— Start of DATA SHOWN —

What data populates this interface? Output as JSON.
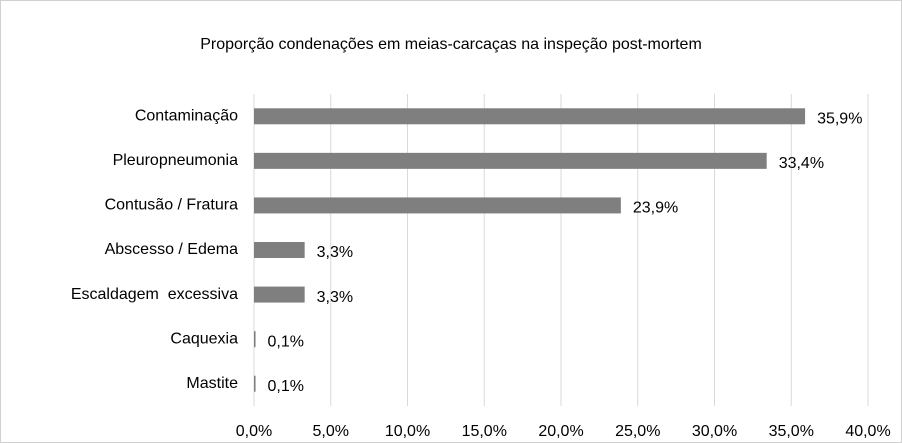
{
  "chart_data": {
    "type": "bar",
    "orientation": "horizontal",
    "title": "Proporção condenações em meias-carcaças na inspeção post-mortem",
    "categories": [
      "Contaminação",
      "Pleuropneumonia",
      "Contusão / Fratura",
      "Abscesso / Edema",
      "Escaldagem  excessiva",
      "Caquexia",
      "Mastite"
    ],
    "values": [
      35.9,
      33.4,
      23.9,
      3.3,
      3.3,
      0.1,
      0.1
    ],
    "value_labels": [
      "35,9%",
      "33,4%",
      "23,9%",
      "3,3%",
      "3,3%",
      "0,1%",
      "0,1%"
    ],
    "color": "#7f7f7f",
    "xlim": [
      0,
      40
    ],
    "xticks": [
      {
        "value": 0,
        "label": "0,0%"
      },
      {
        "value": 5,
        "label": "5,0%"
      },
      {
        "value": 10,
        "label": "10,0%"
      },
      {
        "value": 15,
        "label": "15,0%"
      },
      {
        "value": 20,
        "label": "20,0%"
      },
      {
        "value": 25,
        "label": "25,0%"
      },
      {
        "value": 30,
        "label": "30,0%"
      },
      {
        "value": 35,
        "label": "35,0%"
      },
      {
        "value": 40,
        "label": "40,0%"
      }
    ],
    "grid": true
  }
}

— End of DATA SHOWN —
— Start of DATA SHOWN —

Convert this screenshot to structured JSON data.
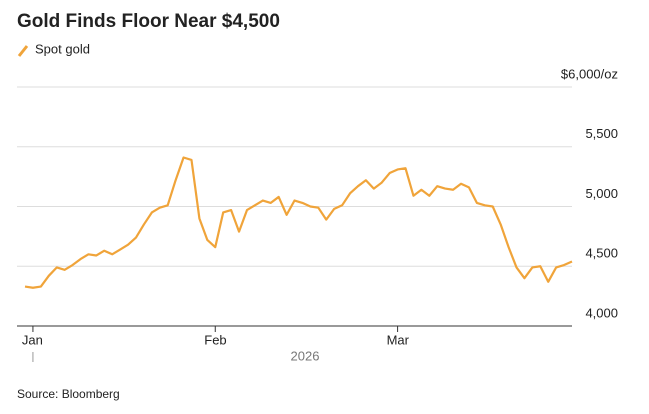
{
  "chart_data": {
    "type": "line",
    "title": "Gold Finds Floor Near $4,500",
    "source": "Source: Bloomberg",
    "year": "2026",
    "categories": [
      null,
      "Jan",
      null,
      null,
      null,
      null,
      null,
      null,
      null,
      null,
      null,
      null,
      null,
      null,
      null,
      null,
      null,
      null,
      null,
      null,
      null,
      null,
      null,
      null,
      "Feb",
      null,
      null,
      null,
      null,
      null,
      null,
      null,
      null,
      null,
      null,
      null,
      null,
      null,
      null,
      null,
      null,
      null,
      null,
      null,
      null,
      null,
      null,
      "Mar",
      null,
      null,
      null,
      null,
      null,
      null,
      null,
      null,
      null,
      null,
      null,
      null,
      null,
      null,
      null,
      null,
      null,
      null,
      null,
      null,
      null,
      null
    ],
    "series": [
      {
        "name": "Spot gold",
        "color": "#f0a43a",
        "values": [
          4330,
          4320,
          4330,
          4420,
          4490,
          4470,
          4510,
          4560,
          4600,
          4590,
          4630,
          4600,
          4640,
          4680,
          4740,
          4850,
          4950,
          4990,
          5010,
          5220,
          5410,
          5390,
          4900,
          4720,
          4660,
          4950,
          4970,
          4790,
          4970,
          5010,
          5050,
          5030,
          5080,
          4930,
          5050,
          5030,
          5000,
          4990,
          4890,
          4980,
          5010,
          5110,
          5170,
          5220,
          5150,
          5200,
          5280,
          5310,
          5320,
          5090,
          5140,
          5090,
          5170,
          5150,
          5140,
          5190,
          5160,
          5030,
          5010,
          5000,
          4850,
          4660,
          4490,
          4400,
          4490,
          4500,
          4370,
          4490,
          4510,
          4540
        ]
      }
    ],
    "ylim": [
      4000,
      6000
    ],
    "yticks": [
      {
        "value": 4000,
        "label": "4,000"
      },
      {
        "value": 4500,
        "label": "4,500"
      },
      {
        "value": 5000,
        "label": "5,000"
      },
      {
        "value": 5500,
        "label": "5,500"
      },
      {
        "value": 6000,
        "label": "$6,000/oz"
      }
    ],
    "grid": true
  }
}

— End of DATA SHOWN —

_REQUIREMENTS:_ Pick out every line above that holds the word "this" and copy it.

_PROBLEM SOLUTION:_
What data populates this interface? Output as JSON.
Convert this screenshot to structured JSON data.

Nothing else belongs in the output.